* _Set exercise_:
Copy out all the lines where "informatique" shows up.

* _Material for this exercise_:
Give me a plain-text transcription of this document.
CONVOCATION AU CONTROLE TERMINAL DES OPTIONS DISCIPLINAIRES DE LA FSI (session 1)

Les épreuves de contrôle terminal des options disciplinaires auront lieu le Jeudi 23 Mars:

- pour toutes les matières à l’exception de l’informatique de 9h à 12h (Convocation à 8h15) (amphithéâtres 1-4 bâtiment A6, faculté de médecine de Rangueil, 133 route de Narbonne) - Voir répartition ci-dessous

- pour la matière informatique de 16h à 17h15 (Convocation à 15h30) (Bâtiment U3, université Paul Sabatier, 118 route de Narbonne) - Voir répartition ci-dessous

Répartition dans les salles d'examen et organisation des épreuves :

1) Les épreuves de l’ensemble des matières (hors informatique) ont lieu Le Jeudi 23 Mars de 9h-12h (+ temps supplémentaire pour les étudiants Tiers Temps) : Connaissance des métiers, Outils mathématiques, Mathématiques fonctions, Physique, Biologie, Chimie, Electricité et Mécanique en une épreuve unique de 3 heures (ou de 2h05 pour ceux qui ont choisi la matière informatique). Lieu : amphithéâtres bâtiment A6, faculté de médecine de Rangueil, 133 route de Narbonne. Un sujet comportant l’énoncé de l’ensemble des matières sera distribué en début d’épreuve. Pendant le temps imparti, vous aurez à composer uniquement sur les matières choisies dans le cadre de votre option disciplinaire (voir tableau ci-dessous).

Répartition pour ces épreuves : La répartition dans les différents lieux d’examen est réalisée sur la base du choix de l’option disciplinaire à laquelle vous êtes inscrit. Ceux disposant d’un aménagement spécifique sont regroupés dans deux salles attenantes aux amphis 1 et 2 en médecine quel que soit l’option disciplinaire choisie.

* _Complete output_:
- pour toutes les matières à l’exception de l’informatique de 9h à 12h (Convocation à 8h15) (amphithéâtres 1-4 bâtiment A6, faculté de médecine de Rangueil, 133 route de Narbonne) - Voir répartition ci-dessous
- pour la matière informatique de 16h à 17h15 (Convocation à 15h30) (Bâtiment U3, université Paul Sabatier, 118 route de Narbonne) - Voir répartition ci-dessous
1) Les épreuves de l’ensemble des matières (hors informatique) ont lieu Le Jeudi 23 Mars de 9h-12h (+ temps supplémentaire pour les étudiants Tiers Temps) : Connaissance des métiers, Outils mathématiques, Mathématiques fonctions, Physique, Biologie, Chimie, Electricité et Mécanique en une épreuve unique de 3 heures (ou de 2h05 pour ceux qui ont choisi la matière informatique). Lieu : amphithéâtres bâtiment A6, faculté de médecine de Rangueil, 133 route de Narbonne. Un sujet comportant l’énoncé de l’ensemble des matières sera distribué en début d’épreuve. Pendant le temps imparti, vous aurez à composer uniquement sur les matières choisies dans le cadre de votre option disciplinaire (voir tableau ci-dessous).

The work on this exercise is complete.